## Begin SOURCE DATA

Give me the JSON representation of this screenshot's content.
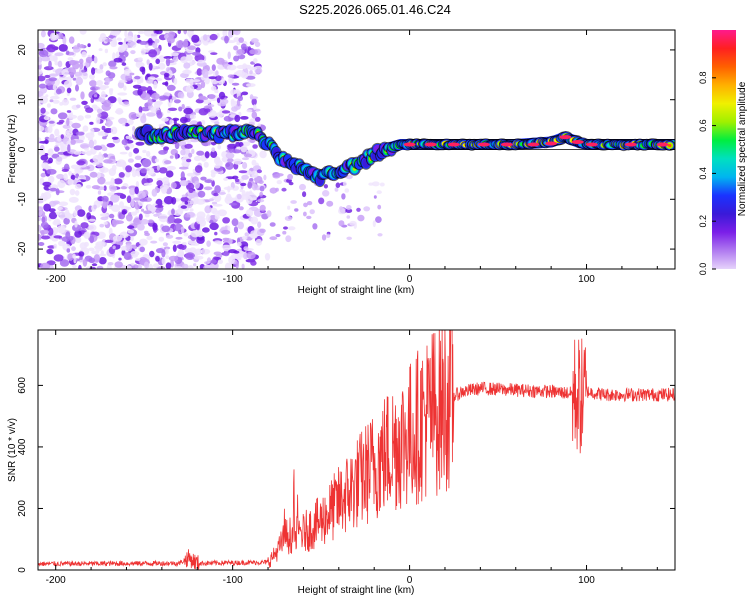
{
  "title": "S225.2026.065.01.46.C24",
  "colors": {
    "snr_line": "#ee3333",
    "axis": "#000000",
    "colormap": [
      "#ffffff",
      "#e6d3fb",
      "#b07af0",
      "#7b1fe8",
      "#3a1ad8",
      "#1a33ff",
      "#00b5f0",
      "#00e0c0",
      "#00ee40",
      "#a0f000",
      "#f0f000",
      "#ffb000",
      "#ff6000",
      "#ff2020",
      "#ff1a8c"
    ]
  },
  "chart_data": [
    {
      "type": "heatmap",
      "name": "spectrogram",
      "xlabel": "Height of straight line (km)",
      "ylabel": "Frequency (Hz)",
      "xlim": [
        -210,
        150
      ],
      "ylim": [
        -24,
        24
      ],
      "xticks": [
        -200,
        -100,
        0,
        100
      ],
      "yticks": [
        -20,
        -10,
        0,
        10,
        20
      ],
      "colorbar": {
        "label": "Normalized spectral amplitude",
        "range": [
          0,
          1
        ],
        "ticks": [
          "0.0",
          "0.2",
          "0.4",
          "0.6",
          "0.8"
        ]
      },
      "ridge": {
        "x": [
          -150,
          -135,
          -125,
          -110,
          -100,
          -92,
          -85,
          -80,
          -75,
          -70,
          -65,
          -60,
          -55,
          -50,
          -45,
          -40,
          -35,
          -30,
          -25,
          -20,
          -15,
          -10,
          -5,
          0,
          10,
          20,
          40,
          60,
          80,
          88,
          95,
          100,
          110,
          120,
          130,
          150
        ],
        "y": [
          3,
          3,
          3.5,
          3,
          3,
          3.5,
          3,
          1,
          -1,
          -2,
          -3,
          -4,
          -5,
          -5.5,
          -5,
          -4,
          -3.5,
          -3,
          -2,
          -1,
          0,
          0.5,
          1,
          1,
          1,
          1,
          1,
          1,
          1.5,
          2.5,
          1.5,
          1,
          1,
          1,
          1,
          1
        ]
      }
    },
    {
      "type": "line",
      "name": "snr",
      "xlabel": "Height of straight line (km)",
      "ylabel": "SNR (10 * v/v)",
      "xlim": [
        -210,
        150
      ],
      "ylim": [
        0,
        780
      ],
      "xticks": [
        -200,
        -100,
        0,
        100
      ],
      "yticks": [
        0,
        200,
        400,
        600
      ],
      "envelope": {
        "x": [
          -210,
          -130,
          -125,
          -120,
          -80,
          -75,
          -70,
          -60,
          -50,
          -40,
          -30,
          -20,
          -10,
          0,
          10,
          20,
          30,
          40,
          60,
          80,
          90,
          95,
          97,
          100,
          110,
          150
        ],
        "y": [
          20,
          22,
          40,
          22,
          25,
          60,
          110,
          120,
          160,
          220,
          280,
          340,
          400,
          440,
          500,
          550,
          580,
          590,
          585,
          580,
          575,
          570,
          560,
          580,
          570,
          570
        ]
      }
    }
  ]
}
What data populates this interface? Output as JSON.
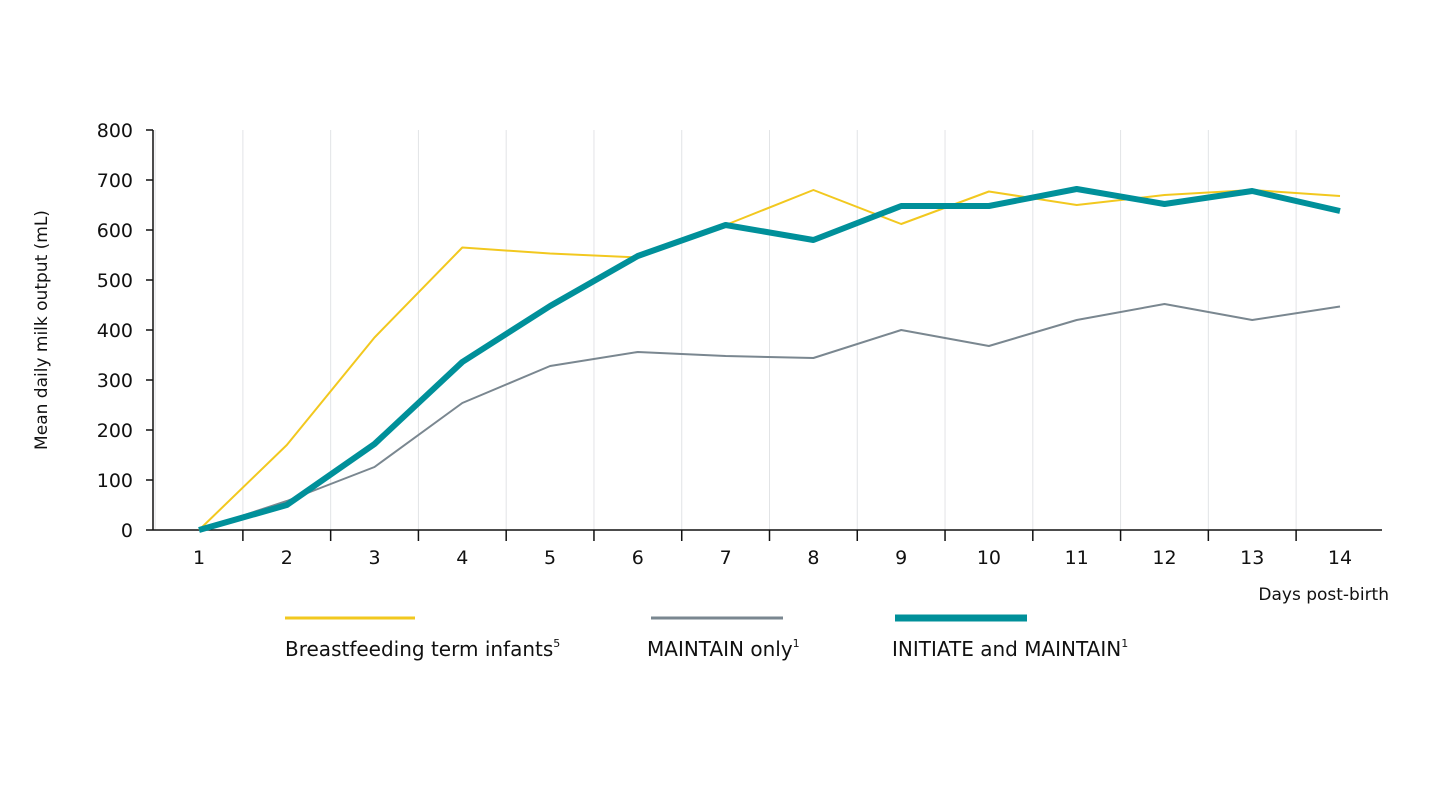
{
  "chart_data": {
    "type": "line",
    "title": "",
    "xlabel": "Days post-birth",
    "ylabel": "Mean daily milk output (mL)",
    "x": [
      1,
      2,
      3,
      4,
      5,
      6,
      7,
      8,
      9,
      10,
      11,
      12,
      13,
      14
    ],
    "ylim": [
      0,
      800
    ],
    "yticks": [
      0,
      100,
      200,
      300,
      400,
      500,
      600,
      700,
      800
    ],
    "grid": "vertical",
    "legend_position": "bottom",
    "series": [
      {
        "name": "Breastfeeding term infants",
        "superscript": "5",
        "color": "#F2C81F",
        "style": "thin",
        "values": [
          0,
          170,
          385,
          565,
          553,
          545,
          610,
          680,
          612,
          677,
          650,
          670,
          680,
          668
        ]
      },
      {
        "name": "MAINTAIN only",
        "superscript": "1",
        "color": "#7A8790",
        "style": "thin",
        "values": [
          0,
          58,
          126,
          254,
          328,
          356,
          348,
          344,
          400,
          368,
          420,
          452,
          420,
          447
        ]
      },
      {
        "name": "INITIATE and MAINTAIN",
        "superscript": "1",
        "color": "#00909A",
        "style": "thick",
        "values": [
          0,
          50,
          172,
          336,
          448,
          548,
          610,
          580,
          648,
          648,
          682,
          652,
          678,
          638
        ]
      }
    ]
  }
}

## End SOURCE DATA

*EXERCISE TASK:* Retype the lines exactly as they appear, beginning with the line that contains "What data populates" and ending with the final line of the entries, and omit the pictures.

*TASK RESULT:*
What data populates this interface? Output as JSON.
{
  "chart_data": {
    "type": "line",
    "title": "",
    "xlabel": "Days post-birth",
    "ylabel": "Mean daily milk output (mL)",
    "x": [
      1,
      2,
      3,
      4,
      5,
      6,
      7,
      8,
      9,
      10,
      11,
      12,
      13,
      14
    ],
    "ylim": [
      0,
      800
    ],
    "yticks": [
      0,
      100,
      200,
      300,
      400,
      500,
      600,
      700,
      800
    ],
    "grid": "vertical",
    "legend_position": "bottom",
    "series": [
      {
        "name": "Breastfeeding term infants",
        "superscript": "5",
        "color": "#F2C81F",
        "style": "thin",
        "values": [
          0,
          170,
          385,
          565,
          553,
          545,
          610,
          680,
          612,
          677,
          650,
          670,
          680,
          668
        ]
      },
      {
        "name": "MAINTAIN only",
        "superscript": "1",
        "color": "#7A8790",
        "style": "thin",
        "values": [
          0,
          58,
          126,
          254,
          328,
          356,
          348,
          344,
          400,
          368,
          420,
          452,
          420,
          447
        ]
      },
      {
        "name": "INITIATE and MAINTAIN",
        "superscript": "1",
        "color": "#00909A",
        "style": "thick",
        "values": [
          0,
          50,
          172,
          336,
          448,
          548,
          610,
          580,
          648,
          648,
          682,
          652,
          678,
          638
        ]
      }
    ]
  }
}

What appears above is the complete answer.